**AIM:** Identify the lines that contain the word "dynamics", then copy them.

# Start of DATA SUPPLIED

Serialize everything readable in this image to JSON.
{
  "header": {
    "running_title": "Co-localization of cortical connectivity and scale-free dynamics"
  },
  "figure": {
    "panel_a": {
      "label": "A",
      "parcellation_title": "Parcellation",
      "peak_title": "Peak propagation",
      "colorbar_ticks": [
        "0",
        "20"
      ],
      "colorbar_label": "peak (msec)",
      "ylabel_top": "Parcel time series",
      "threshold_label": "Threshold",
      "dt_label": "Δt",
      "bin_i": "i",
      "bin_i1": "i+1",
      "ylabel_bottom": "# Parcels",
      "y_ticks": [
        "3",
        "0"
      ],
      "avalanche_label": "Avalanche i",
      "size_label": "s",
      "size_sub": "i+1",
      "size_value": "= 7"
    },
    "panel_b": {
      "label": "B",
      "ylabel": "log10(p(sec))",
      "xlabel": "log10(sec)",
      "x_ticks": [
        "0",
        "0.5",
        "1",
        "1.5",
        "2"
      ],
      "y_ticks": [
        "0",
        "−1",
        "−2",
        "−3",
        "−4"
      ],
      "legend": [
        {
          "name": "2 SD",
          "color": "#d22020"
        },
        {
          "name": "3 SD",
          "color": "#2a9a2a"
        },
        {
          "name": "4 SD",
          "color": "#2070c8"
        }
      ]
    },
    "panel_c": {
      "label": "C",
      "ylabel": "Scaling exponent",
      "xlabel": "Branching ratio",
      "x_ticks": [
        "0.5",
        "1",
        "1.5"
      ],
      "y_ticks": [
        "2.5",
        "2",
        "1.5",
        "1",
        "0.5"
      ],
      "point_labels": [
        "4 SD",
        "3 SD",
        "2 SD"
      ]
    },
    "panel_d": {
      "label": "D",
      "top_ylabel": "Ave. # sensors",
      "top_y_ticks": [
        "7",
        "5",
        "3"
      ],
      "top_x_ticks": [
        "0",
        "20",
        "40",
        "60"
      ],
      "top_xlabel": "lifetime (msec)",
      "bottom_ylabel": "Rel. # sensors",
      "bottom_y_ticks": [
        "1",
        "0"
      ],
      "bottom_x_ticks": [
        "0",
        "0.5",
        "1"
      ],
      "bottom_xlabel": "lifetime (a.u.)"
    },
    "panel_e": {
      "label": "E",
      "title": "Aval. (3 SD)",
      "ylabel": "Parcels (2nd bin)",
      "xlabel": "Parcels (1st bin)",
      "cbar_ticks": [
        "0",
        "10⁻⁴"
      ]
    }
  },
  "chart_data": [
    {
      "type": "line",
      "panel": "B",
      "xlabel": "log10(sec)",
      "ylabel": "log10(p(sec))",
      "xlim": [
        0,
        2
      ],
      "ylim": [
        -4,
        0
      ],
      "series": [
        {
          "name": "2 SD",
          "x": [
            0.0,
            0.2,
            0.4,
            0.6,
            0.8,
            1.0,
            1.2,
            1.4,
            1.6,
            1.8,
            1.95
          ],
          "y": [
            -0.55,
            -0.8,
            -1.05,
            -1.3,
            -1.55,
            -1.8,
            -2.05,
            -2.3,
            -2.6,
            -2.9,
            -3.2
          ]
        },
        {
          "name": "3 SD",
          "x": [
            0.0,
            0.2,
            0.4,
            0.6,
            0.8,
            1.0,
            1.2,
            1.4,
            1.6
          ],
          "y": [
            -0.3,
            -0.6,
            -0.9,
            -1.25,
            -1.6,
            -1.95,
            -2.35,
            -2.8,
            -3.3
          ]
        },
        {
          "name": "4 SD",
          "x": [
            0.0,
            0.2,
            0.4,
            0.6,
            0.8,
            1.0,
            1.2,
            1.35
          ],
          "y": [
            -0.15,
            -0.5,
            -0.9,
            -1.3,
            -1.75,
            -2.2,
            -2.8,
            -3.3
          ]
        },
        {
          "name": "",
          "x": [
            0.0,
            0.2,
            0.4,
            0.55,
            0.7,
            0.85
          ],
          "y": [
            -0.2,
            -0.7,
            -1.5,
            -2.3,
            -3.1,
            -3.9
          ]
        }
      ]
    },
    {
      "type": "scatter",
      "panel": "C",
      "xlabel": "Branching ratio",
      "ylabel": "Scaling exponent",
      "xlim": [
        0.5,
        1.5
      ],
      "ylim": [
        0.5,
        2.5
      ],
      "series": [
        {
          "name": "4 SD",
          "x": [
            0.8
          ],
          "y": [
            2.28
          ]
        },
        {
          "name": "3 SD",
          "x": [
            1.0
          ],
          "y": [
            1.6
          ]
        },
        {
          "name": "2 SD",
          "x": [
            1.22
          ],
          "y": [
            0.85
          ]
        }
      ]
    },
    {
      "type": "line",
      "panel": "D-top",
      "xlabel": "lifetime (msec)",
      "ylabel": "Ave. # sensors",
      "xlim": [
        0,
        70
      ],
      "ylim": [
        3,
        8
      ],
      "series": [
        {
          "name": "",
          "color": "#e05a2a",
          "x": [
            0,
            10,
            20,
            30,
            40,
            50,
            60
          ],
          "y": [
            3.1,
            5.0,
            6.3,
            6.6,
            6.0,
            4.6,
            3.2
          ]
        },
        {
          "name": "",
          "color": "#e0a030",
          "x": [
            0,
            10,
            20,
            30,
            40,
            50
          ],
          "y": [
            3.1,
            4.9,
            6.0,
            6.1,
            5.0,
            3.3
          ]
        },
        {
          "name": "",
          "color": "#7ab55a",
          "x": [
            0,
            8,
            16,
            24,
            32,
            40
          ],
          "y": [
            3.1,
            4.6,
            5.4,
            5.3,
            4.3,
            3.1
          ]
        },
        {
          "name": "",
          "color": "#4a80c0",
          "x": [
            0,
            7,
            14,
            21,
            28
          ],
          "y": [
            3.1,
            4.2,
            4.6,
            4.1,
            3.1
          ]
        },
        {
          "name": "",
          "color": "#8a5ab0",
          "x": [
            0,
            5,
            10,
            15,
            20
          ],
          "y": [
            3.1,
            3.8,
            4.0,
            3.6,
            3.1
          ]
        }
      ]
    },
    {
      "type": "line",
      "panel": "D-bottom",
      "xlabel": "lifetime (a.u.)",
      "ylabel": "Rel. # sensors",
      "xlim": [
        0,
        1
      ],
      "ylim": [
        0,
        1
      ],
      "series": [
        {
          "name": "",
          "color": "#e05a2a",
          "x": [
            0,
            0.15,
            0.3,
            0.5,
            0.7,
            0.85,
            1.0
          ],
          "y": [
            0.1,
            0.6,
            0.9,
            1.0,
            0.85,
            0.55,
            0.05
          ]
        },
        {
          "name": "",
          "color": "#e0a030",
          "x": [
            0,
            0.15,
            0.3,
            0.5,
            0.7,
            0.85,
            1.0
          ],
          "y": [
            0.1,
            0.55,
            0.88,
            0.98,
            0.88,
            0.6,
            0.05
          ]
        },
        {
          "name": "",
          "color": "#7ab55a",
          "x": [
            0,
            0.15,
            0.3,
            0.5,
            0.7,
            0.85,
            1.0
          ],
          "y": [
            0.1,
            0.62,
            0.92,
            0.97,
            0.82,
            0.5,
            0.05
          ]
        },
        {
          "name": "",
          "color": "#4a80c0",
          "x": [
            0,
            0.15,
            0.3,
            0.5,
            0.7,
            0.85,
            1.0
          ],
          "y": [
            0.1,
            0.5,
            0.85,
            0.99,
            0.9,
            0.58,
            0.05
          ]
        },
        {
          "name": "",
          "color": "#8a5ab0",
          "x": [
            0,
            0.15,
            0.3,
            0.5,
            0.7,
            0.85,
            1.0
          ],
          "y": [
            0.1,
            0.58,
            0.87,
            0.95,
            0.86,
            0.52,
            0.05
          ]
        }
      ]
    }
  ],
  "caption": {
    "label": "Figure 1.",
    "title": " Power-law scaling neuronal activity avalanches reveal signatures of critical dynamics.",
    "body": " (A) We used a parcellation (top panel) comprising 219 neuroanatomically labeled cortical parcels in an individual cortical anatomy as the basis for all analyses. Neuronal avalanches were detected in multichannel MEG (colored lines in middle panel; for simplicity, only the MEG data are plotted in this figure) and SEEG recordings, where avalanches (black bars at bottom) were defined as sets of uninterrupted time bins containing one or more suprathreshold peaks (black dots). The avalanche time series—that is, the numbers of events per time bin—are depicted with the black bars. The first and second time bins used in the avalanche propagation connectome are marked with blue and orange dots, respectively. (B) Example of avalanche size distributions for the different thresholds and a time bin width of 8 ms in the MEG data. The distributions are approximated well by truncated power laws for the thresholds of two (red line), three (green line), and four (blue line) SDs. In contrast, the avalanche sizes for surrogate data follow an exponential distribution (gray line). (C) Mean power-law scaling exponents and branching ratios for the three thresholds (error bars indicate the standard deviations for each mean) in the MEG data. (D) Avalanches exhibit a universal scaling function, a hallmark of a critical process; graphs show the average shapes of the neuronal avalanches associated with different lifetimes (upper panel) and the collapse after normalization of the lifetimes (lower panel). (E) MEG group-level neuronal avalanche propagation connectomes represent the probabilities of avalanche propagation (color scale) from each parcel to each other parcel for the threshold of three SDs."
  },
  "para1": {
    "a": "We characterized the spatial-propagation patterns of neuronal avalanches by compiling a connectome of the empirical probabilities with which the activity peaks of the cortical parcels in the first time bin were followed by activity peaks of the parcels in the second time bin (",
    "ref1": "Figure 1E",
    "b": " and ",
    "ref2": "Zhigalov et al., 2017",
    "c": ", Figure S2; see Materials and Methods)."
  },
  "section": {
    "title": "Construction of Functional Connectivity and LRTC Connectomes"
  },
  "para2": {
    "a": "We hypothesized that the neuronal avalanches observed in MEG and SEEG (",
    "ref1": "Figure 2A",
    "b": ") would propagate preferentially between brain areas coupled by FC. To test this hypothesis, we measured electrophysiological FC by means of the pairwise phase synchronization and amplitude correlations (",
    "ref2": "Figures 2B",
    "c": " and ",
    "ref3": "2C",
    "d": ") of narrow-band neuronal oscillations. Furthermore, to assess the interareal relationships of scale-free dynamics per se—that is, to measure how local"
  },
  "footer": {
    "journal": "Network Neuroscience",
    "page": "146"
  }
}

# End of DATA SUPPLIED

**RESULT FOR THIS EXERCISE:**
    "running_title": "Co-localization of cortical connectivity and scale-free dynamics"
    "title": " Power-law scaling neuronal activity avalanches reveal signatures of critical dynamics.",
    "d": ") of narrow-band neuronal oscillations. Furthermore, to assess the interareal relationships of scale-free dynamics per se—that is, to measure how local"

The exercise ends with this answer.